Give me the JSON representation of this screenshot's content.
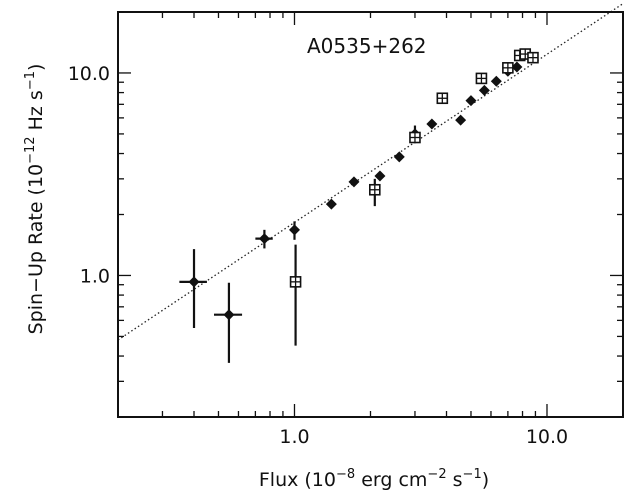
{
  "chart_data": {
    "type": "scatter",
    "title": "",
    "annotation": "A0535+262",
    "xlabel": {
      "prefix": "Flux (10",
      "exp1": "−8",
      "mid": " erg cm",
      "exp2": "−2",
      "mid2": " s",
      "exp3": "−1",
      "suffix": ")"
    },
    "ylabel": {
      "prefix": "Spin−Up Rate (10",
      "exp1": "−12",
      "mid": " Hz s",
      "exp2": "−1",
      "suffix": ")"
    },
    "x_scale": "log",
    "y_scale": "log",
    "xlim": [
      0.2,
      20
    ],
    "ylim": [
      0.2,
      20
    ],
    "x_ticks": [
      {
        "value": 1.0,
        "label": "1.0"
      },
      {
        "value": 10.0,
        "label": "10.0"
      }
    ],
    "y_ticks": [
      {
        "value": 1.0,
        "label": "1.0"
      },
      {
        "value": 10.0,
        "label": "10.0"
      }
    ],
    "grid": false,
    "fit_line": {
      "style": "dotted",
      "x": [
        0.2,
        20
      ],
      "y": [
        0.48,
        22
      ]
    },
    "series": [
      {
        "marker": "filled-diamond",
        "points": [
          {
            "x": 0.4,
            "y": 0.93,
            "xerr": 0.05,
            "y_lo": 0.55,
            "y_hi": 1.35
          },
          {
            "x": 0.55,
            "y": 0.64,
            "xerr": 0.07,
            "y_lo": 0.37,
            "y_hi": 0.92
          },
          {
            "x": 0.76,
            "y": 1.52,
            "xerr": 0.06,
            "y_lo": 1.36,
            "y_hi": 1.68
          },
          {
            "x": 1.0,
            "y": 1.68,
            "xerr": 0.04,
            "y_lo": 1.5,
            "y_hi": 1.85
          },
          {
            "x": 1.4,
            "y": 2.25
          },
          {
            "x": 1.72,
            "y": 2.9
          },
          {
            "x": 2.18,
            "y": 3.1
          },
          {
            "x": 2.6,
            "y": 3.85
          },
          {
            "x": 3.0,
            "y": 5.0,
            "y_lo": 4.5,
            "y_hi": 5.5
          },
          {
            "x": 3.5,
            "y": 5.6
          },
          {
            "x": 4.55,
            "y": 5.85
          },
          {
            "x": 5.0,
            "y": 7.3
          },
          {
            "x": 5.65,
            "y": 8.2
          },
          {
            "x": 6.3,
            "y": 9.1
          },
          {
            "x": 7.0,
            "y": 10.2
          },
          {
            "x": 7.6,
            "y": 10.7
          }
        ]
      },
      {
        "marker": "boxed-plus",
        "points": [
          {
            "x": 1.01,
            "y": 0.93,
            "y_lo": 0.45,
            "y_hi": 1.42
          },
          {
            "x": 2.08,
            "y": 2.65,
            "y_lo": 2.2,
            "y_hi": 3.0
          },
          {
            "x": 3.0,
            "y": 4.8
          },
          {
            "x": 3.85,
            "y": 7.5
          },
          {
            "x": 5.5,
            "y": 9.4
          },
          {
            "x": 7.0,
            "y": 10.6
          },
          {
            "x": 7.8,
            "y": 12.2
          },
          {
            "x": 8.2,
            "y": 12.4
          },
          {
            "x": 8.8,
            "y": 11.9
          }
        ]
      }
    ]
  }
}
==
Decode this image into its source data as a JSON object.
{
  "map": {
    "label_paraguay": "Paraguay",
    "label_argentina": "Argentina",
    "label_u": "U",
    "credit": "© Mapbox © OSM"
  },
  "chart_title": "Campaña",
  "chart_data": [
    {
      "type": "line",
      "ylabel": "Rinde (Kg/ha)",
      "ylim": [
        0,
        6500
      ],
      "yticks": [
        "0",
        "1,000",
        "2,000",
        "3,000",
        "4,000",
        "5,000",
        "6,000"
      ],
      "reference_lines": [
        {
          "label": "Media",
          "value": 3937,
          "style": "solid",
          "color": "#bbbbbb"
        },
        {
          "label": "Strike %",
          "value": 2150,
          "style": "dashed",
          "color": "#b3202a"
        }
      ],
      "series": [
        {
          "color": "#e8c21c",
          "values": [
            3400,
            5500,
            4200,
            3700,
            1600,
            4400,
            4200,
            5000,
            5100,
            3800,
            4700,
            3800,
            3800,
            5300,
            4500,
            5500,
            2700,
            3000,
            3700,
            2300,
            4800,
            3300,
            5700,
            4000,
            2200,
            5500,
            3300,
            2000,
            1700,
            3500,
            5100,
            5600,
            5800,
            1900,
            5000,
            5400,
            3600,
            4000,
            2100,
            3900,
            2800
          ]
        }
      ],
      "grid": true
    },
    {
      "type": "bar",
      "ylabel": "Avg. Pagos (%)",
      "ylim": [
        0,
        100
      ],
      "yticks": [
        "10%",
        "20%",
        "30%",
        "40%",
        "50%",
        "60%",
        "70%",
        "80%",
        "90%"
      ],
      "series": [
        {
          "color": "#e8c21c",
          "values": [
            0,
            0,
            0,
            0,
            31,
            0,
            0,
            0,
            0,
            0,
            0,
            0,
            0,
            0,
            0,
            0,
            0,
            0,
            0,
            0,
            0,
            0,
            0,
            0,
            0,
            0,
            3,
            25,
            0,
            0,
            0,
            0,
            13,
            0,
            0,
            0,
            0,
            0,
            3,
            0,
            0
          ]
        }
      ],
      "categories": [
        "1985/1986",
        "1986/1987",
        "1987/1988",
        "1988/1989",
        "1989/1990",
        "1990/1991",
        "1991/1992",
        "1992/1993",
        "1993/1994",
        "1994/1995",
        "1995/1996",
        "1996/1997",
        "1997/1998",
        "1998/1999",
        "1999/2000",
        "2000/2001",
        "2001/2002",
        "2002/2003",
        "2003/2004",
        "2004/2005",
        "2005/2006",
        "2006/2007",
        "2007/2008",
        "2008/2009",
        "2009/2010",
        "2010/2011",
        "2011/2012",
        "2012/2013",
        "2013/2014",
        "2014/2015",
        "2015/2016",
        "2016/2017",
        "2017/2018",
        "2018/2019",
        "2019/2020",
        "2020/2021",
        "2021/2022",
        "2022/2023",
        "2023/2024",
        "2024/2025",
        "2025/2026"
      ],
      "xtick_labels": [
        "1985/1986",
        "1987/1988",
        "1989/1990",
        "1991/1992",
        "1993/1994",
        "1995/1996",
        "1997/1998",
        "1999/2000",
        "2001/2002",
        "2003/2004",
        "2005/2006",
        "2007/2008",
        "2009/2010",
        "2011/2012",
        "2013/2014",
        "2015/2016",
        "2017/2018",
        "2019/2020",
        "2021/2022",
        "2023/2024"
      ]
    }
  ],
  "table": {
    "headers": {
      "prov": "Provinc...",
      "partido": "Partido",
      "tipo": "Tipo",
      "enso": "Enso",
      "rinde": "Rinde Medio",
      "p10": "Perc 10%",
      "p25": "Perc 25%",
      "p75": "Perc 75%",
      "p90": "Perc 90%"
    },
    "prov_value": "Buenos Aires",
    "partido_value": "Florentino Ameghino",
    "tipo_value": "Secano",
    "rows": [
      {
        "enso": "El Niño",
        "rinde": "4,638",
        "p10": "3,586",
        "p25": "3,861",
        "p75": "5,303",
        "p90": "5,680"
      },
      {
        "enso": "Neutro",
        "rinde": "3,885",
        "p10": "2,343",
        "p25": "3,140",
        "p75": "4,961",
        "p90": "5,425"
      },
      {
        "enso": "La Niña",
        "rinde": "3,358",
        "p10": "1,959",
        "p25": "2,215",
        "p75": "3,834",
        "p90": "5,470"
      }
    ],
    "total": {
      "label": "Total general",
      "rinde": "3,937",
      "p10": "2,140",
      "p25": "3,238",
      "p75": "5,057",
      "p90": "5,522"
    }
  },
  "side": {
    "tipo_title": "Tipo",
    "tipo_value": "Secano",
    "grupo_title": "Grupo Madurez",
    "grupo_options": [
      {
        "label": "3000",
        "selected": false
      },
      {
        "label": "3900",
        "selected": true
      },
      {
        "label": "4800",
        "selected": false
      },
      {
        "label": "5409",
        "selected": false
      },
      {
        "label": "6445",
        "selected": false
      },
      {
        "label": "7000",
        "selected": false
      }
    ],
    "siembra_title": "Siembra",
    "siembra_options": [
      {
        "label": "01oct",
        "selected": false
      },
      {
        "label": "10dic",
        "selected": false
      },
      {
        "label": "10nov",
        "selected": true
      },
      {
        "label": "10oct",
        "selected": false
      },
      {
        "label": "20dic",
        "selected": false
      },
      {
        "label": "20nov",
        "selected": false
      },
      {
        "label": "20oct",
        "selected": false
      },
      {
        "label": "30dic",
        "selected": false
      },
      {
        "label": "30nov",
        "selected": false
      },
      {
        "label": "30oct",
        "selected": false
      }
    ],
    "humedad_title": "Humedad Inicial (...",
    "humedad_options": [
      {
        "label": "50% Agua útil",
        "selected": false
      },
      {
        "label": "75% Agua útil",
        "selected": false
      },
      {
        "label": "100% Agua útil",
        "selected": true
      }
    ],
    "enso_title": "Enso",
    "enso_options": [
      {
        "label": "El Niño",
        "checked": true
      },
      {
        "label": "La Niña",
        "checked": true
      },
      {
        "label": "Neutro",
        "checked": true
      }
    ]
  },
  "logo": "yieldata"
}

• EXERCISE OBJECTIVE:
Return each line in the records that holds the string "this".

• EXERCISE OUTPUT:
Give me the JSON representation of this screenshot's content.
Decode this image into its source data as a JSON object.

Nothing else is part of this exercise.